Requirements: Find the string "screenshot" in the entries and copy each line that has it.

Part of a data file:
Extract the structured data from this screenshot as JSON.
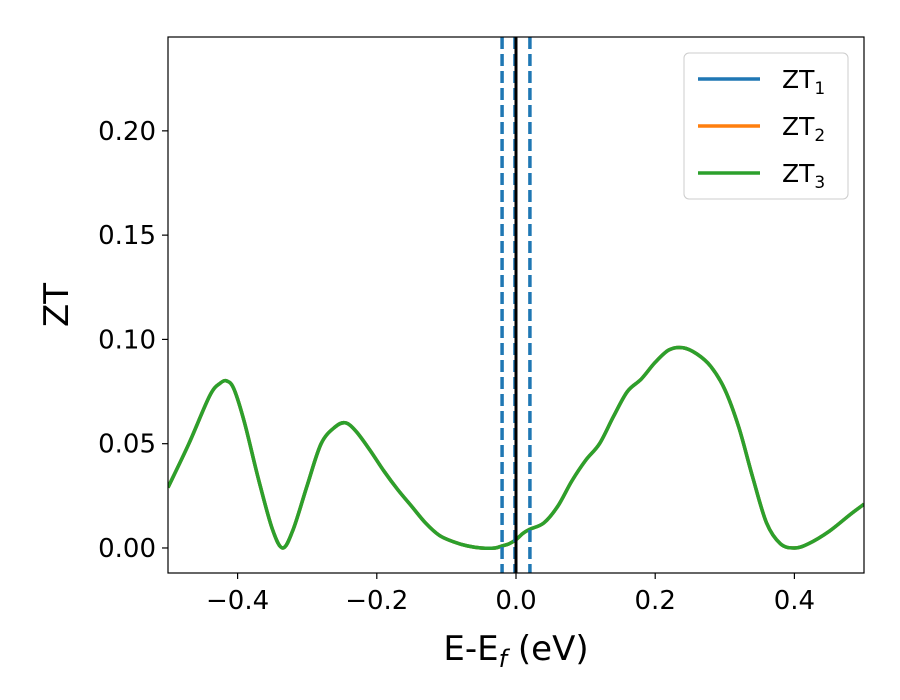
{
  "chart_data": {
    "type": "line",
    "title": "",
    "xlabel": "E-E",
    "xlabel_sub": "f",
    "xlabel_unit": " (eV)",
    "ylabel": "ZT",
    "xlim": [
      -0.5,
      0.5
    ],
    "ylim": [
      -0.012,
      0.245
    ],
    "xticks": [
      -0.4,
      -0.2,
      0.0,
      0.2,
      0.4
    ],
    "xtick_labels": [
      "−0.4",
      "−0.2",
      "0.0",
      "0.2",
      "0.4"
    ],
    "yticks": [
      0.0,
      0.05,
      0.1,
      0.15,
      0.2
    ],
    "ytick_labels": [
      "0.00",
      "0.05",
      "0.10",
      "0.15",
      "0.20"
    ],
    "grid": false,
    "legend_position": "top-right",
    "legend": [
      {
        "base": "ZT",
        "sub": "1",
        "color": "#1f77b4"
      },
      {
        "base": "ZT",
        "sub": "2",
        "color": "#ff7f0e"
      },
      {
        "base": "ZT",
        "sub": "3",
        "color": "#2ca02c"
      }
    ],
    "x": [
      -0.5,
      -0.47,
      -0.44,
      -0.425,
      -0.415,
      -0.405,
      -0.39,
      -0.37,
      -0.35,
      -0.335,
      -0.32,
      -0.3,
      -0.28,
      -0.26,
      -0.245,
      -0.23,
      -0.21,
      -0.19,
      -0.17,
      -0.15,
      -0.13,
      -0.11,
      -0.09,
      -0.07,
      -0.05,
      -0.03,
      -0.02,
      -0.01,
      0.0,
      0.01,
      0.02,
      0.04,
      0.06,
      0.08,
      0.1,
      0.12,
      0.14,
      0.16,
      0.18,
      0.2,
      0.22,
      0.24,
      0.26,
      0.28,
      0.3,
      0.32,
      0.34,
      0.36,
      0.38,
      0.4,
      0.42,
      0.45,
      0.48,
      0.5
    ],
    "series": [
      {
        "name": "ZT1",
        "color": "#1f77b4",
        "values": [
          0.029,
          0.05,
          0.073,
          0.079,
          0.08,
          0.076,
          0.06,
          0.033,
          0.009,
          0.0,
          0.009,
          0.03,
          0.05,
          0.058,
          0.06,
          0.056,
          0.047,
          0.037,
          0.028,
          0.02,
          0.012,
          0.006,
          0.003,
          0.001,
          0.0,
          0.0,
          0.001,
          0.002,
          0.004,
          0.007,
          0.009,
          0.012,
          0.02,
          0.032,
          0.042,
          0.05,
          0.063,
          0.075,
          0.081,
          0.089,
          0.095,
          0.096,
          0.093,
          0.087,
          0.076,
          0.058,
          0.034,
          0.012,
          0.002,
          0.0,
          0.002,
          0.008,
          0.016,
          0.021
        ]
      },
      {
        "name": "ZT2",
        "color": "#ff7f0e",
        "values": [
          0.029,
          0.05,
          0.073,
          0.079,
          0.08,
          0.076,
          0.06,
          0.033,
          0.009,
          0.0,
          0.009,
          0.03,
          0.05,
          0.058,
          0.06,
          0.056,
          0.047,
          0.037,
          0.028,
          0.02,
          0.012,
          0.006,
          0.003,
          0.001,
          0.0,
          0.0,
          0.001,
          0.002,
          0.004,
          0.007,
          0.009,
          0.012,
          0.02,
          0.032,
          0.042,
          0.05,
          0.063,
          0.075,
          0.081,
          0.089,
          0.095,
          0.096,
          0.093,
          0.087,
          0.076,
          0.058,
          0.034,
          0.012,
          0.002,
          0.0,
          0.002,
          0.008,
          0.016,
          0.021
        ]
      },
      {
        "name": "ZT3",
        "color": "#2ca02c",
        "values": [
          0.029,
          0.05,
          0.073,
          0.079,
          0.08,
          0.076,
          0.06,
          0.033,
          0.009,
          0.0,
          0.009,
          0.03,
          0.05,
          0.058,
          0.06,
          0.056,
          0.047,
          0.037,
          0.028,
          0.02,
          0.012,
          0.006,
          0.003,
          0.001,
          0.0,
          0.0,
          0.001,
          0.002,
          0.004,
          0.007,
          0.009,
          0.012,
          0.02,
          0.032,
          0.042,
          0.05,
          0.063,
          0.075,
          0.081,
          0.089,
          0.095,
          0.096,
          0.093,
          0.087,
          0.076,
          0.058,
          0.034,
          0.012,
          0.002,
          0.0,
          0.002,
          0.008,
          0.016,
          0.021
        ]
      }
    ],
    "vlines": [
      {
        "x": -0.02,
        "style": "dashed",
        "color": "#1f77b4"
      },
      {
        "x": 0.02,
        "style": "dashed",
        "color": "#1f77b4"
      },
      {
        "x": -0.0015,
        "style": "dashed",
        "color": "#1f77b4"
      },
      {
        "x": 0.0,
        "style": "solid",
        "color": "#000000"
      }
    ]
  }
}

* * *

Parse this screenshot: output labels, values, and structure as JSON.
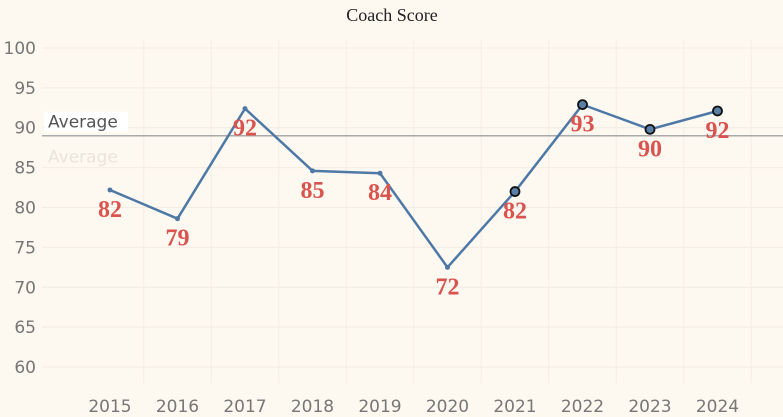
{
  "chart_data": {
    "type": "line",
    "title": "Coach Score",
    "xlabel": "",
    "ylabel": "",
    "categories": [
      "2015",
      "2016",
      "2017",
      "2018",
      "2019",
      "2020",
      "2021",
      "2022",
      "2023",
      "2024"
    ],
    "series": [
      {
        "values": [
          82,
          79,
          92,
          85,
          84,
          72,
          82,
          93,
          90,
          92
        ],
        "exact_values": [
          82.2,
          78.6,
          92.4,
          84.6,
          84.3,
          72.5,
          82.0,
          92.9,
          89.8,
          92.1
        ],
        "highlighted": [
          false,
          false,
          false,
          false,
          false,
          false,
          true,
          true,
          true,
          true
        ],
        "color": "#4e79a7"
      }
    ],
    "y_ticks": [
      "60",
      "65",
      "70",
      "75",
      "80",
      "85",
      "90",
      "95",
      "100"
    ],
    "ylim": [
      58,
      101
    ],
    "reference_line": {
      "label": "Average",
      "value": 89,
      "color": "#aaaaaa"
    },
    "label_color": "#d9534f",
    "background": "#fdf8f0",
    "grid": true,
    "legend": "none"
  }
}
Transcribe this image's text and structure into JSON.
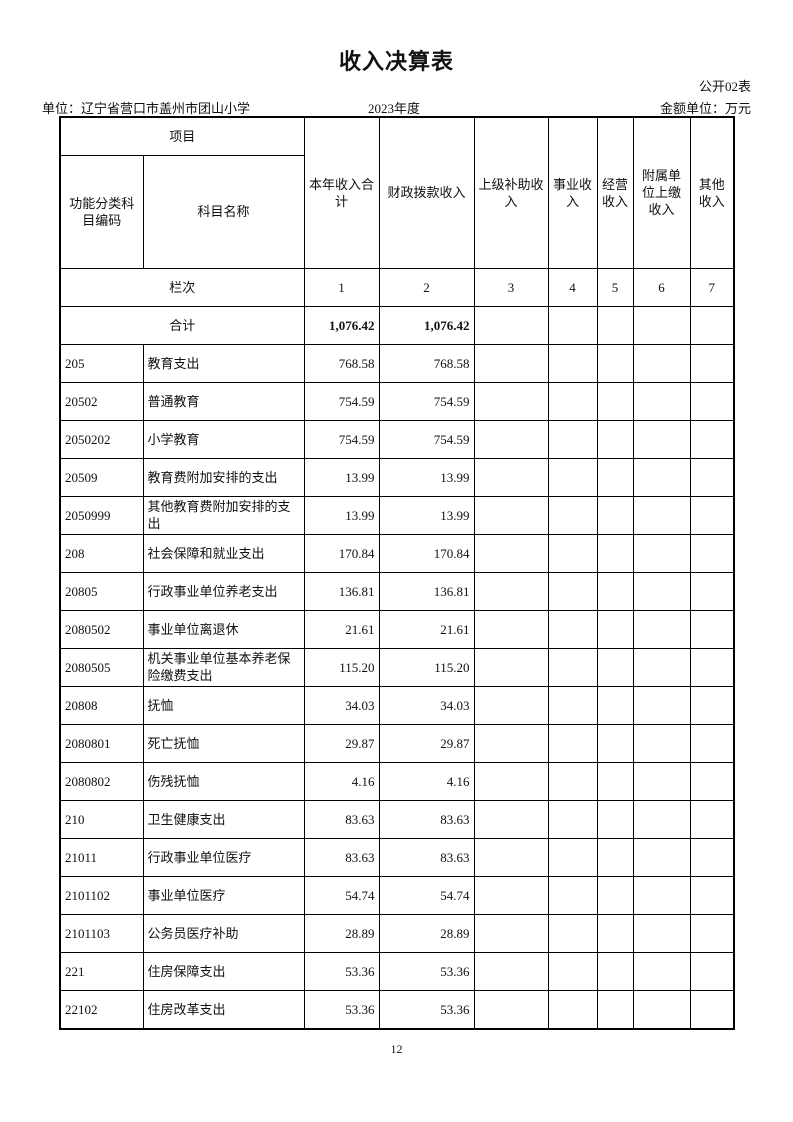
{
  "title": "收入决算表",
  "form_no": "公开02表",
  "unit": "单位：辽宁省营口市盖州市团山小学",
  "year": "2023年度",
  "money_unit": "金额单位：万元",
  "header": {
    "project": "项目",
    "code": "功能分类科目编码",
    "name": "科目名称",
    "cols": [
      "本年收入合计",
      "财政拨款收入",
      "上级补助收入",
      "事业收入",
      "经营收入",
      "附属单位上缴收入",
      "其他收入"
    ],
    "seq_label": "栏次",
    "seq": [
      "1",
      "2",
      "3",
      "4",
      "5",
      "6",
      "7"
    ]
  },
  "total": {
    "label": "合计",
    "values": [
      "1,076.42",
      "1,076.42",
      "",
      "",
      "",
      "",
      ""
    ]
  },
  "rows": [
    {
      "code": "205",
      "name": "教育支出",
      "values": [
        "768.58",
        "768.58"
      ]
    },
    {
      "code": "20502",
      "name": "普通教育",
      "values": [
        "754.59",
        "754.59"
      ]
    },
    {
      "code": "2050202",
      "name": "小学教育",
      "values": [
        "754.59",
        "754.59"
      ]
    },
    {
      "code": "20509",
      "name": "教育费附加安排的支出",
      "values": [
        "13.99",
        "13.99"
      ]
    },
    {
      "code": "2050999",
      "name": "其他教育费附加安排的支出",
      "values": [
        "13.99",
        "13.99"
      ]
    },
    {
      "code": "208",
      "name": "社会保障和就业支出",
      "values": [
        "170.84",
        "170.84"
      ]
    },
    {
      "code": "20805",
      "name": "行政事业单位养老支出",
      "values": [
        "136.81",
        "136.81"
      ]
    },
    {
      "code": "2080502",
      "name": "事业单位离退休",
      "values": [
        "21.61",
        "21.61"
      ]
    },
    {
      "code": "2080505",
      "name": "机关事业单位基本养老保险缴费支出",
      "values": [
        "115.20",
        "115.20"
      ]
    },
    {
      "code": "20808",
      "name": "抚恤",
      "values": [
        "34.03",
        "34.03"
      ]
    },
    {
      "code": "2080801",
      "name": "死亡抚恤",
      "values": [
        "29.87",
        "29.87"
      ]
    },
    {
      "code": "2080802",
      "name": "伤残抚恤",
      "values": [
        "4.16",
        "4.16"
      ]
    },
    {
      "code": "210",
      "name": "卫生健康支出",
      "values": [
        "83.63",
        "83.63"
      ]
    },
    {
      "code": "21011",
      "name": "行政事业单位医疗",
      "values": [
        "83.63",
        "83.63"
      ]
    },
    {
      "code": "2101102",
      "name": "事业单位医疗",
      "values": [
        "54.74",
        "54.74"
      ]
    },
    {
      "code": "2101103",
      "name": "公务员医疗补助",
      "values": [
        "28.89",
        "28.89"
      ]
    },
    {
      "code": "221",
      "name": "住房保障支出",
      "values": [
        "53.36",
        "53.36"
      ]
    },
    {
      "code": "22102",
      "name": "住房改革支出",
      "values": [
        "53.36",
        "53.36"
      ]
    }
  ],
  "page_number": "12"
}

Answer to the task:
Extract the structured data from this screenshot as JSON.
Parse this screenshot: output labels, values, and structure as JSON.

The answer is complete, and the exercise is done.